(STATED GOAL): Print the data exactly as it is given, please.

○ ○ ○ ○ ○ ○ ○

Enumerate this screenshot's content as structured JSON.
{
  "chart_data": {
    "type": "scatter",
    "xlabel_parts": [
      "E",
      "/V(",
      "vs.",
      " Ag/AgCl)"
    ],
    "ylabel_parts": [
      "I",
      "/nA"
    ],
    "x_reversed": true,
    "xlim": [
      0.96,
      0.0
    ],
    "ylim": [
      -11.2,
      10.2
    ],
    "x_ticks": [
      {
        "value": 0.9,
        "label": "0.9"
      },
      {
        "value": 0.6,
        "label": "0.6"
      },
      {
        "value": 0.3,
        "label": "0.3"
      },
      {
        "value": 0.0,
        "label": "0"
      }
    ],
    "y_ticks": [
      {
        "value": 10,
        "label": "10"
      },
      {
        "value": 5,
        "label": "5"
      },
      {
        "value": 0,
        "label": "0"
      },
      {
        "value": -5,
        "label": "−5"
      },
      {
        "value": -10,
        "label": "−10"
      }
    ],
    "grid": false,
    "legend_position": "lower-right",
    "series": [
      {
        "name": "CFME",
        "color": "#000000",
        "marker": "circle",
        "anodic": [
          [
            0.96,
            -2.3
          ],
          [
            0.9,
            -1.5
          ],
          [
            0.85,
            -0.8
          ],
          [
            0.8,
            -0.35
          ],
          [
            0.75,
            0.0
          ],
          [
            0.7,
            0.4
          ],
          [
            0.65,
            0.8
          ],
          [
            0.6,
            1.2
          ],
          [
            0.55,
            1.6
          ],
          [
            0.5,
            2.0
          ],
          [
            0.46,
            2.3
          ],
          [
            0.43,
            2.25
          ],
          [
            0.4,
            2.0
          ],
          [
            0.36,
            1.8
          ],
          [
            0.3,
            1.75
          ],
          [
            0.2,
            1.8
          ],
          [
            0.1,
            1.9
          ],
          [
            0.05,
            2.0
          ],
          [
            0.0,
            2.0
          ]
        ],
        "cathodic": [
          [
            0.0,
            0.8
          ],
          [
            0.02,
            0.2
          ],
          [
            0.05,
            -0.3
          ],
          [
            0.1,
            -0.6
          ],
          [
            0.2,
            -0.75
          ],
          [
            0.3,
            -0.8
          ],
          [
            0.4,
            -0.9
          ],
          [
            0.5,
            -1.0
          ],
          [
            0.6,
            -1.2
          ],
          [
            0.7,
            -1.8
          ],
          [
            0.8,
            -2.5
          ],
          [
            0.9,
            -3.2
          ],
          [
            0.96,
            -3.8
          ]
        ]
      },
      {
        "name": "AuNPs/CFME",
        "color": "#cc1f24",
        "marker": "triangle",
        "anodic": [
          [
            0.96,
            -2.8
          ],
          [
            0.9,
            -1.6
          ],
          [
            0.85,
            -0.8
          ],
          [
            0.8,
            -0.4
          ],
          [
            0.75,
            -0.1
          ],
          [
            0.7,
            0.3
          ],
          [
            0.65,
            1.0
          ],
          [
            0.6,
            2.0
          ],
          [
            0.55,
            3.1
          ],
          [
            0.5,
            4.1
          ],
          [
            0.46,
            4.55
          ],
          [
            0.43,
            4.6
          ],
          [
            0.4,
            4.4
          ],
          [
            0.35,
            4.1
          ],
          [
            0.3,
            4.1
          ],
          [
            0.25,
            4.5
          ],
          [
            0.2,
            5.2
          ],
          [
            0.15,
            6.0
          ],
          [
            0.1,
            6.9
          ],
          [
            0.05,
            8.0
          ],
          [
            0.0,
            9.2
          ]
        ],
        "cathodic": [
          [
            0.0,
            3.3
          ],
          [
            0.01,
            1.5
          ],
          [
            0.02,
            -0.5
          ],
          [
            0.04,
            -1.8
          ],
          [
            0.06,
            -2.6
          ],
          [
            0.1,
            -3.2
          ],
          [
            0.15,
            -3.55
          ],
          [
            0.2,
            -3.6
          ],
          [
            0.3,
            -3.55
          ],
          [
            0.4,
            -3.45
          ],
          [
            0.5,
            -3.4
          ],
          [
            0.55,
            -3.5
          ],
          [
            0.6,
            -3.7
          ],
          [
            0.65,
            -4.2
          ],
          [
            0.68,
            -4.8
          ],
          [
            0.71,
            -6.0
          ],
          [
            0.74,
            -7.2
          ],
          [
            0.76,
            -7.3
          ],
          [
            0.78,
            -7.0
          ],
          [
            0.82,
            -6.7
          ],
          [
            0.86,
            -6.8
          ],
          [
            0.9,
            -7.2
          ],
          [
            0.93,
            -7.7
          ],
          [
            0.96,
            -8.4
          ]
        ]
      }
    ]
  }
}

○ ○ ○ ○ ○ ○ ○

(PROBLEM SOLUTION):
Enumerate this screenshot's content as structured JSON.
{
  "chart_data": {
    "type": "scatter",
    "xlabel_parts": [
      "E",
      "/V(",
      "vs.",
      " Ag/AgCl)"
    ],
    "ylabel_parts": [
      "I",
      "/nA"
    ],
    "x_reversed": true,
    "xlim": [
      0.96,
      0.0
    ],
    "ylim": [
      -11.2,
      10.2
    ],
    "x_ticks": [
      {
        "value": 0.9,
        "label": "0.9"
      },
      {
        "value": 0.6,
        "label": "0.6"
      },
      {
        "value": 0.3,
        "label": "0.3"
      },
      {
        "value": 0.0,
        "label": "0"
      }
    ],
    "y_ticks": [
      {
        "value": 10,
        "label": "10"
      },
      {
        "value": 5,
        "label": "5"
      },
      {
        "value": 0,
        "label": "0"
      },
      {
        "value": -5,
        "label": "−5"
      },
      {
        "value": -10,
        "label": "−10"
      }
    ],
    "grid": false,
    "legend_position": "lower-right",
    "series": [
      {
        "name": "CFME",
        "color": "#000000",
        "marker": "circle",
        "anodic": [
          [
            0.96,
            -2.3
          ],
          [
            0.9,
            -1.5
          ],
          [
            0.85,
            -0.8
          ],
          [
            0.8,
            -0.35
          ],
          [
            0.75,
            0.0
          ],
          [
            0.7,
            0.4
          ],
          [
            0.65,
            0.8
          ],
          [
            0.6,
            1.2
          ],
          [
            0.55,
            1.6
          ],
          [
            0.5,
            2.0
          ],
          [
            0.46,
            2.3
          ],
          [
            0.43,
            2.25
          ],
          [
            0.4,
            2.0
          ],
          [
            0.36,
            1.8
          ],
          [
            0.3,
            1.75
          ],
          [
            0.2,
            1.8
          ],
          [
            0.1,
            1.9
          ],
          [
            0.05,
            2.0
          ],
          [
            0.0,
            2.0
          ]
        ],
        "cathodic": [
          [
            0.0,
            0.8
          ],
          [
            0.02,
            0.2
          ],
          [
            0.05,
            -0.3
          ],
          [
            0.1,
            -0.6
          ],
          [
            0.2,
            -0.75
          ],
          [
            0.3,
            -0.8
          ],
          [
            0.4,
            -0.9
          ],
          [
            0.5,
            -1.0
          ],
          [
            0.6,
            -1.2
          ],
          [
            0.7,
            -1.8
          ],
          [
            0.8,
            -2.5
          ],
          [
            0.9,
            -3.2
          ],
          [
            0.96,
            -3.8
          ]
        ]
      },
      {
        "name": "AuNPs/CFME",
        "color": "#cc1f24",
        "marker": "triangle",
        "anodic": [
          [
            0.96,
            -2.8
          ],
          [
            0.9,
            -1.6
          ],
          [
            0.85,
            -0.8
          ],
          [
            0.8,
            -0.4
          ],
          [
            0.75,
            -0.1
          ],
          [
            0.7,
            0.3
          ],
          [
            0.65,
            1.0
          ],
          [
            0.6,
            2.0
          ],
          [
            0.55,
            3.1
          ],
          [
            0.5,
            4.1
          ],
          [
            0.46,
            4.55
          ],
          [
            0.43,
            4.6
          ],
          [
            0.4,
            4.4
          ],
          [
            0.35,
            4.1
          ],
          [
            0.3,
            4.1
          ],
          [
            0.25,
            4.5
          ],
          [
            0.2,
            5.2
          ],
          [
            0.15,
            6.0
          ],
          [
            0.1,
            6.9
          ],
          [
            0.05,
            8.0
          ],
          [
            0.0,
            9.2
          ]
        ],
        "cathodic": [
          [
            0.0,
            3.3
          ],
          [
            0.01,
            1.5
          ],
          [
            0.02,
            -0.5
          ],
          [
            0.04,
            -1.8
          ],
          [
            0.06,
            -2.6
          ],
          [
            0.1,
            -3.2
          ],
          [
            0.15,
            -3.55
          ],
          [
            0.2,
            -3.6
          ],
          [
            0.3,
            -3.55
          ],
          [
            0.4,
            -3.45
          ],
          [
            0.5,
            -3.4
          ],
          [
            0.55,
            -3.5
          ],
          [
            0.6,
            -3.7
          ],
          [
            0.65,
            -4.2
          ],
          [
            0.68,
            -4.8
          ],
          [
            0.71,
            -6.0
          ],
          [
            0.74,
            -7.2
          ],
          [
            0.76,
            -7.3
          ],
          [
            0.78,
            -7.0
          ],
          [
            0.82,
            -6.7
          ],
          [
            0.86,
            -6.8
          ],
          [
            0.9,
            -7.2
          ],
          [
            0.93,
            -7.7
          ],
          [
            0.96,
            -8.4
          ]
        ]
      }
    ]
  }
}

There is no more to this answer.